* **Records supplied**:
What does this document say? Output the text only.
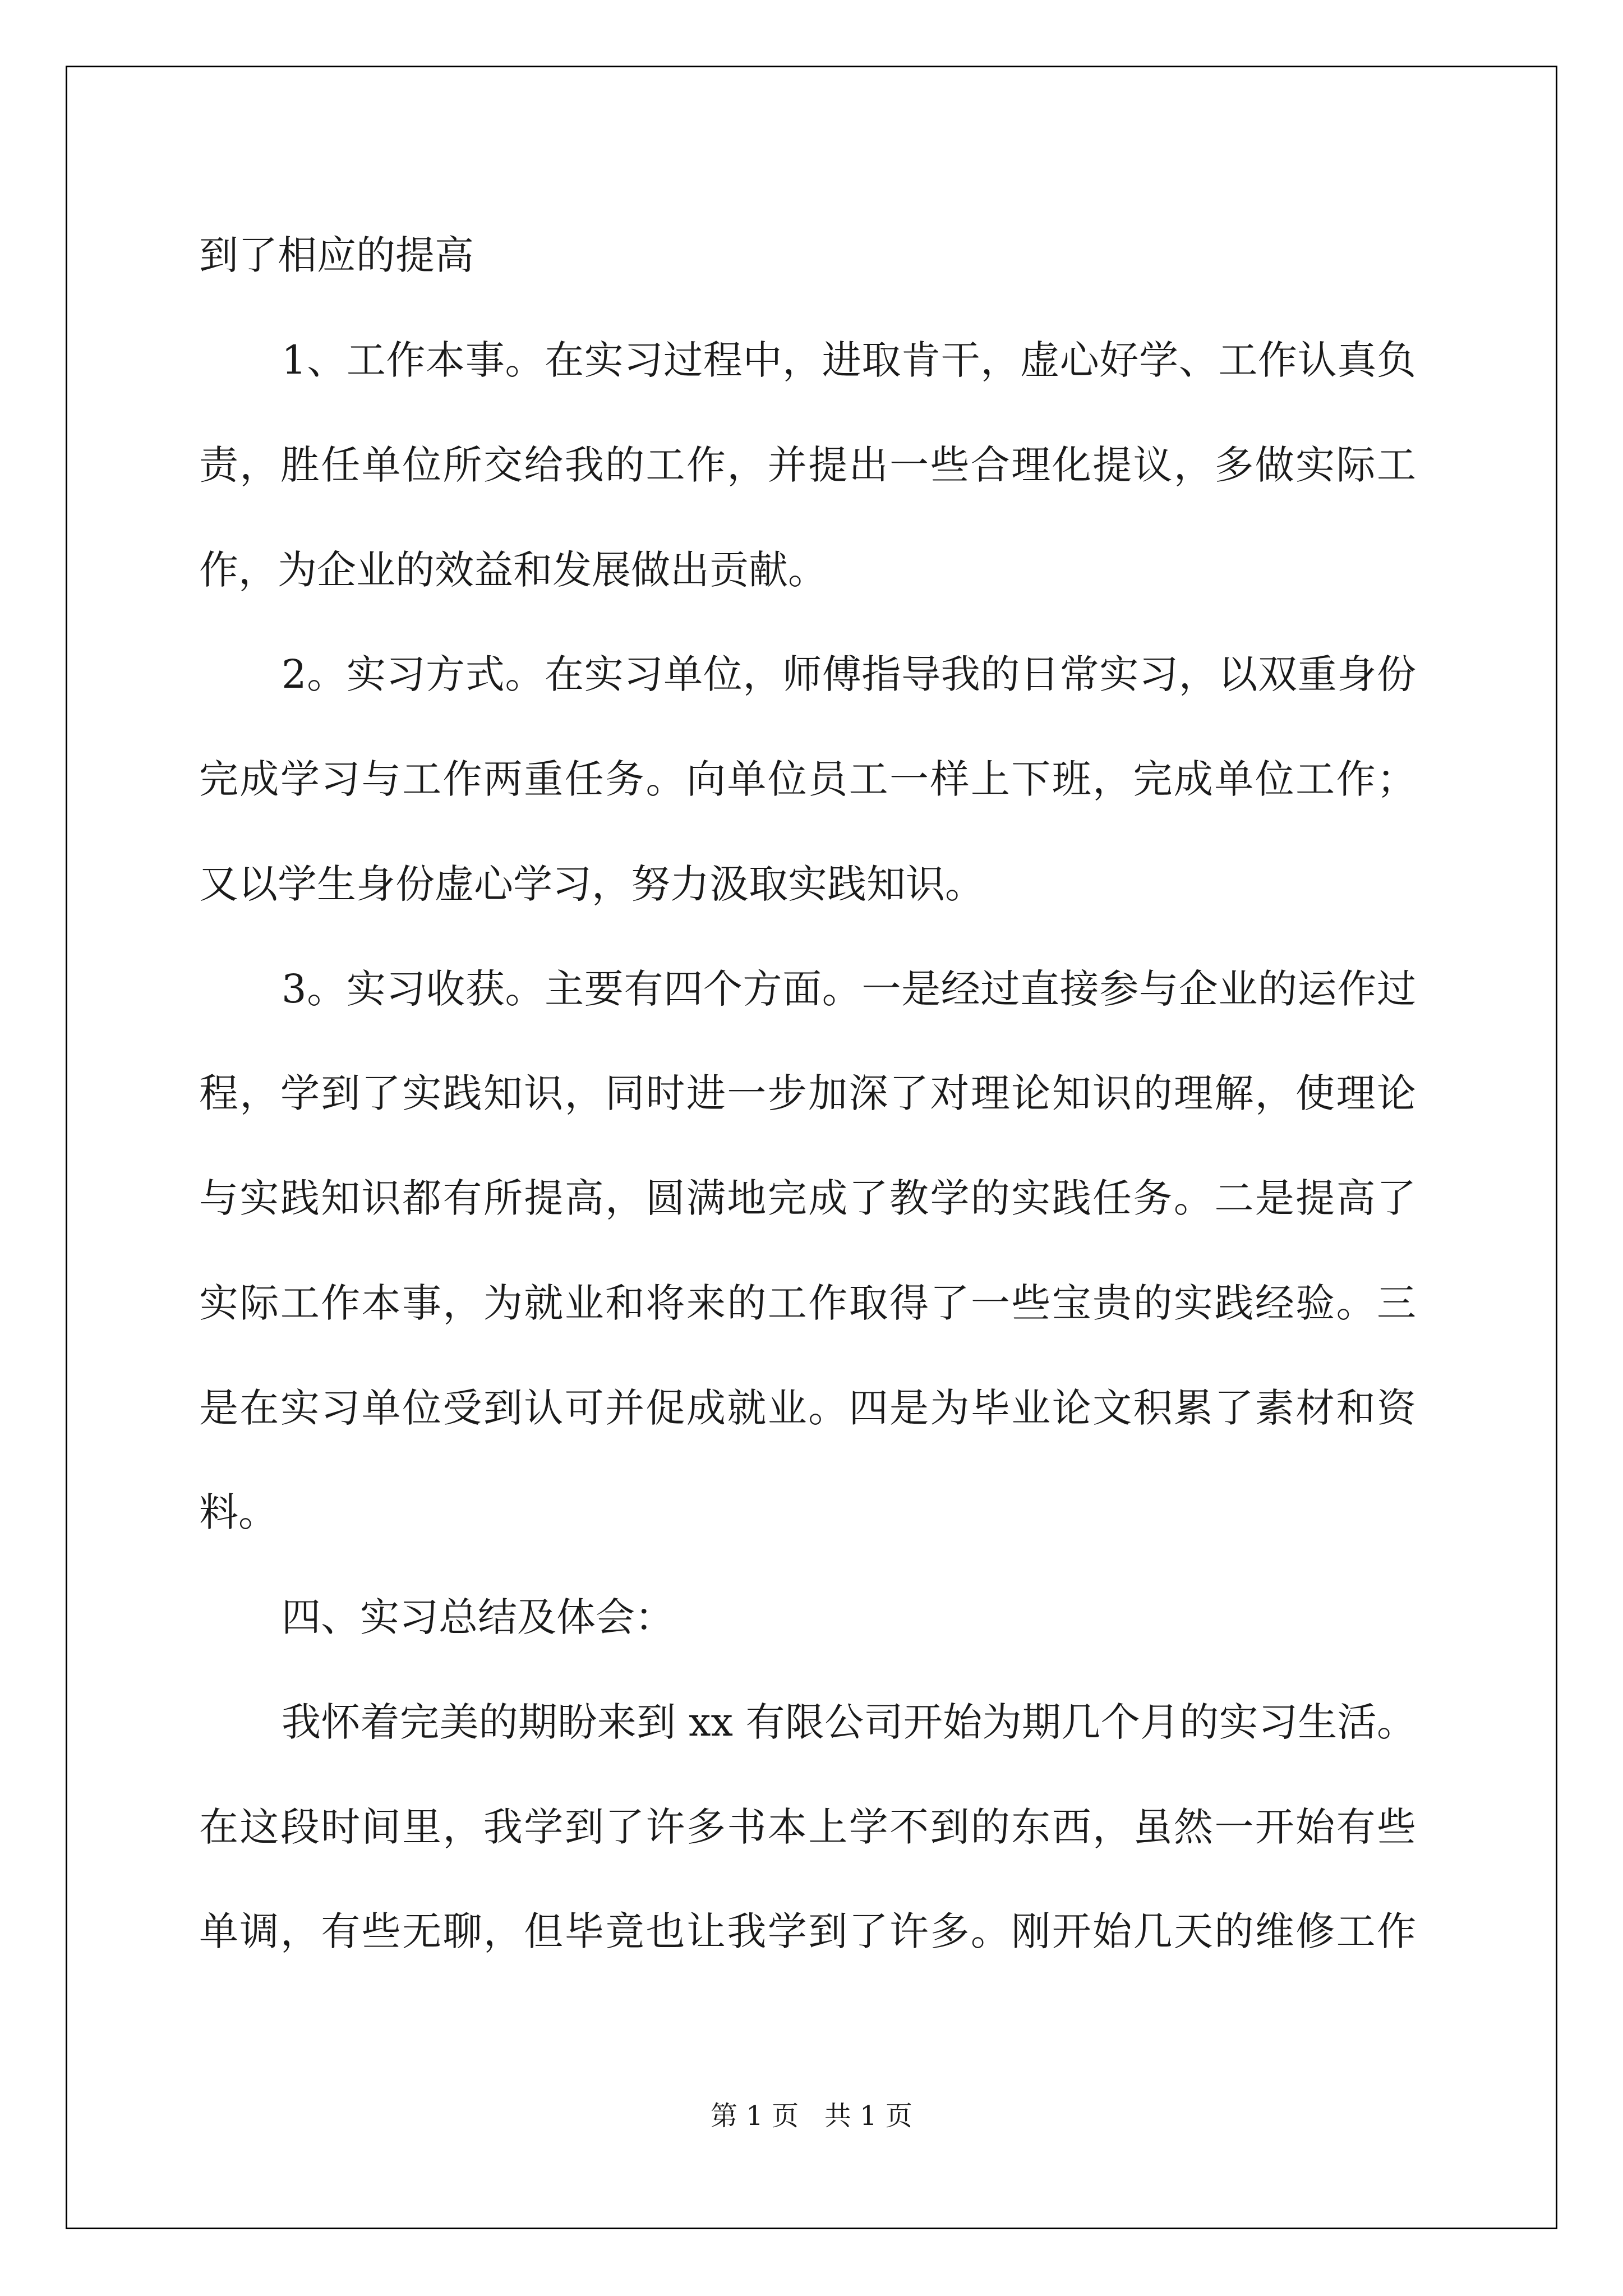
到了相应的提高
1、工作本事。在实习过程中，进取肯干，虚心好学、工作认真负
责，胜任单位所交给我的工作，并提出一些合理化提议，多做实际工
作，为企业的效益和发展做出贡献。
2。实习方式。在实习单位，师傅指导我的日常实习，以双重身份
完成学习与工作两重任务。向单位员工一样上下班，完成单位工作；
又以学生身份虚心学习，努力汲取实践知识。
3。实习收获。主要有四个方面。一是经过直接参与企业的运作过
程，学到了实践知识，同时进一步加深了对理论知识的理解，使理论
与实践知识都有所提高，圆满地完成了教学的实践任务。二是提高了
实际工作本事，为就业和将来的工作取得了一些宝贵的实践经验。三
是在实习单位受到认可并促成就业。四是为毕业论文积累了素材和资
料。
四、实习总结及体会：
我怀着完美的期盼来到 xx 有限公司开始为期几个月的实习生活。
在这段时间里，我学到了许多书本上学不到的东西，虽然一开始有些
单调，有些无聊，但毕竟也让我学到了许多。刚开始几天的维修工作
第 1 页   共 1 页
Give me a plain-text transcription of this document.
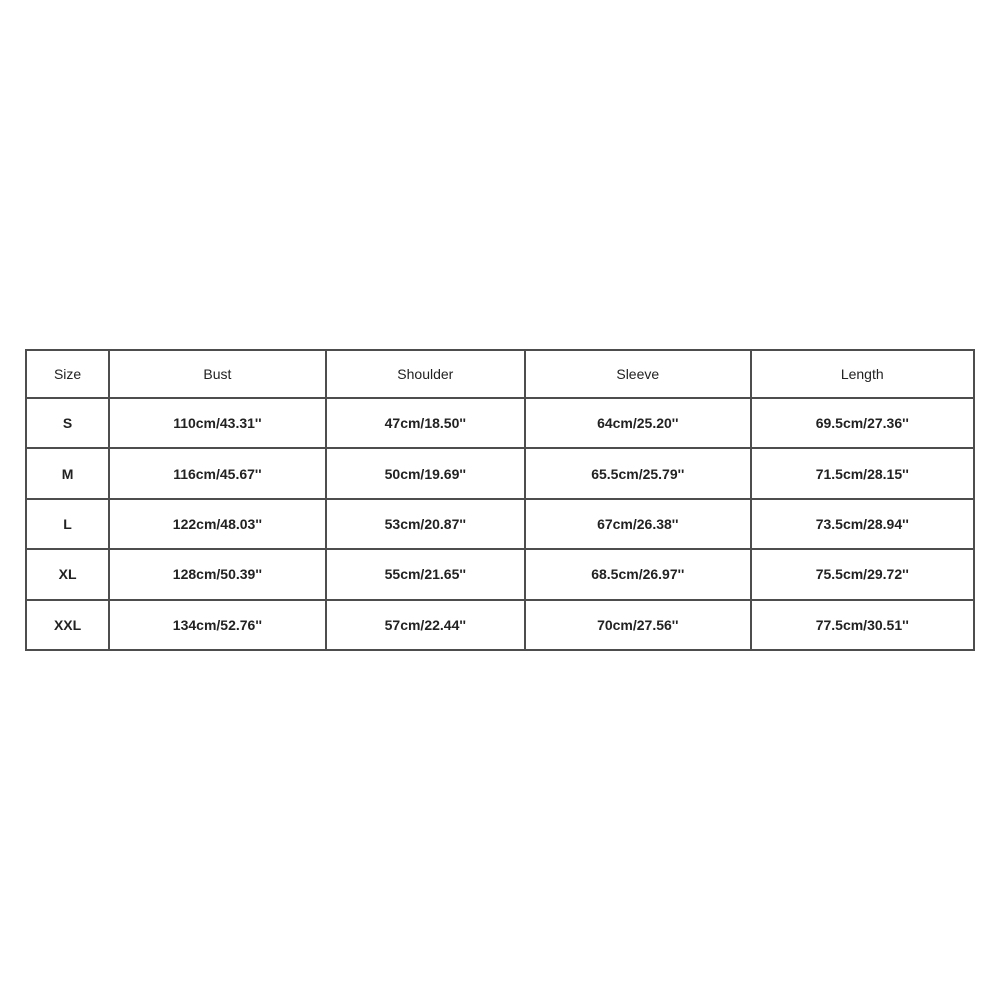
Size	Bust	Shoulder	Sleeve	Length
S	110cm/43.31''	47cm/18.50''	64cm/25.20''	69.5cm/27.36''
M	116cm/45.67''	50cm/19.69''	65.5cm/25.79''	71.5cm/28.15''
L	122cm/48.03''	53cm/20.87''	67cm/26.38''	73.5cm/28.94''
XL	128cm/50.39''	55cm/21.65''	68.5cm/26.97''	75.5cm/29.72''
XXL	134cm/52.76''	57cm/22.44''	70cm/27.56''	77.5cm/30.51''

* **Job**: Your task is to gather every line with the word "document" and copy it.

* **Task response**:
What does this document say? Output the text only.
Give me a plain-text transcription of this document.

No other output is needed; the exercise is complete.